◆ **INPUT FOR THIS TASK**:
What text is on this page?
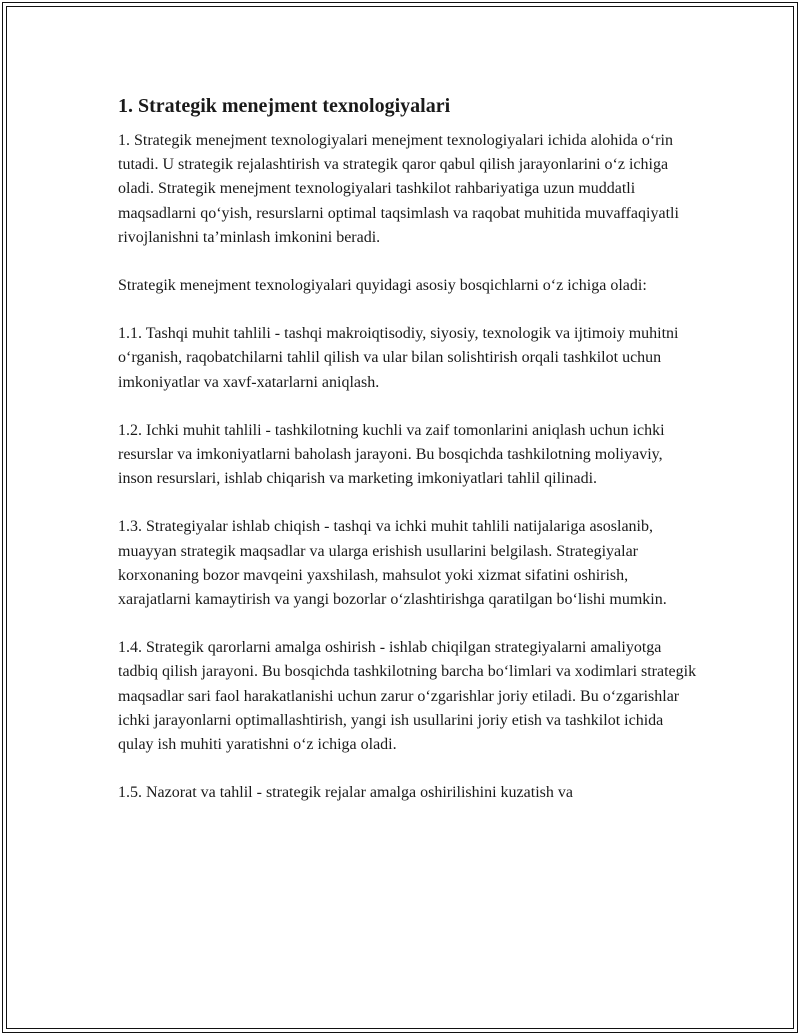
1. Strategik menejment texnologiyalari

1. Strategik menejment texnologiyalari menejment texnologiyalari ichida alohida o‘rin tutadi. U strategik rejalashtirish va strategik qaror qabul qilish jarayonlarini o‘z ichiga oladi. Strategik menejment texnologiyalari tashkilot rahbariyatiga uzun muddatli maqsadlarni qo‘yish, resurslarni optimal taqsimlash va raqobat muhitida muvaffaqiyatli rivojlanishni ta’minlash imkonini beradi.

Strategik menejment texnologiyalari quyidagi asosiy bosqichlarni o‘z ichiga oladi:

1.1. Tashqi muhit tahlili - tashqi makroiqtisodiy, siyosiy, texnologik va ijtimoiy muhitni o‘rganish, raqobatchilarni tahlil qilish va ular bilan solishtirish orqali tashkilot uchun imkoniyatlar va xavf-xatarlarni aniqlash.

1.2. Ichki muhit tahlili - tashkilotning kuchli va zaif tomonlarini aniqlash uchun ichki resurslar va imkoniyatlarni baholash jarayoni. Bu bosqichda tashkilotning moliyaviy, inson resurslari, ishlab chiqarish va marketing imkoniyatlari tahlil qilinadi.

1.3. Strategiyalar ishlab chiqish - tashqi va ichki muhit tahlili natijalariga asoslanib, muayyan strategik maqsadlar va ularga erishish usullarini belgilash. Strategiyalar korxonaning bozor mavqeini yaxshilash, mahsulot yoki xizmat sifatini oshirish, xarajatlarni kamaytirish va yangi bozorlar o‘zlashtirishga qaratilgan bo‘lishi mumkin.

1.4. Strategik qarorlarni amalga oshirish - ishlab chiqilgan strategiyalarni amaliyotga tadbiq qilish jarayoni. Bu bosqichda tashkilotning barcha bo‘limlari va xodimlari strategik maqsadlar sari faol harakatlanishi uchun zarur o‘zgarishlar joriy etiladi. Bu o‘zgarishlar ichki jarayonlarni optimallashtirish, yangi ish usullarini joriy etish va tashkilot ichida qulay ish muhiti yaratishni o‘z ichiga oladi.

1.5. Nazorat va tahlil - strategik rejalar amalga oshirilishini kuzatish va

◆ **EXERCISE REQUIREMENTS**: Quote every record above exactly, leaving out any pictures.

◆ **ANSWER TO THE TASK**:
What text is on this page?
1. Strategik menejment texnologiyalari

1. Strategik menejment texnologiyalari menejment texnologiyalari ichida alohida o‘rin tutadi. U strategik rejalashtirish va strategik qaror qabul qilish jarayonlarini o‘z ichiga oladi. Strategik menejment texnologiyalari tashkilot rahbariyatiga uzun muddatli maqsadlarni qo‘yish, resurslarni optimal taqsimlash va raqobat muhitida muvaffaqiyatli rivojlanishni ta’minlash imkonini beradi.

Strategik menejment texnologiyalari quyidagi asosiy bosqichlarni o‘z ichiga oladi:

1.1. Tashqi muhit tahlili - tashqi makroiqtisodiy, siyosiy, texnologik va ijtimoiy muhitni o‘rganish, raqobatchilarni tahlil qilish va ular bilan solishtirish orqali tashkilot uchun imkoniyatlar va xavf-xatarlarni aniqlash.

1.2. Ichki muhit tahlili - tashkilotning kuchli va zaif tomonlarini aniqlash uchun ichki resurslar va imkoniyatlarni baholash jarayoni. Bu bosqichda tashkilotning moliyaviy, inson resurslari, ishlab chiqarish va marketing imkoniyatlari tahlil qilinadi.

1.3. Strategiyalar ishlab chiqish - tashqi va ichki muhit tahlili natijalariga asoslanib, muayyan strategik maqsadlar va ularga erishish usullarini belgilash. Strategiyalar korxonaning bozor mavqeini yaxshilash, mahsulot yoki xizmat sifatini oshirish, xarajatlarni kamaytirish va yangi bozorlar o‘zlashtirishga qaratilgan bo‘lishi mumkin.

1.4. Strategik qarorlarni amalga oshirish - ishlab chiqilgan strategiyalarni amaliyotga tadbiq qilish jarayoni. Bu bosqichda tashkilotning barcha bo‘limlari va xodimlari strategik maqsadlar sari faol harakatlanishi uchun zarur o‘zgarishlar joriy etiladi. Bu o‘zgarishlar ichki jarayonlarni optimallashtirish, yangi ish usullarini joriy etish va tashkilot ichida qulay ish muhiti yaratishni o‘z ichiga oladi.

1.5. Nazorat va tahlil - strategik rejalar amalga oshirilishini kuzatish va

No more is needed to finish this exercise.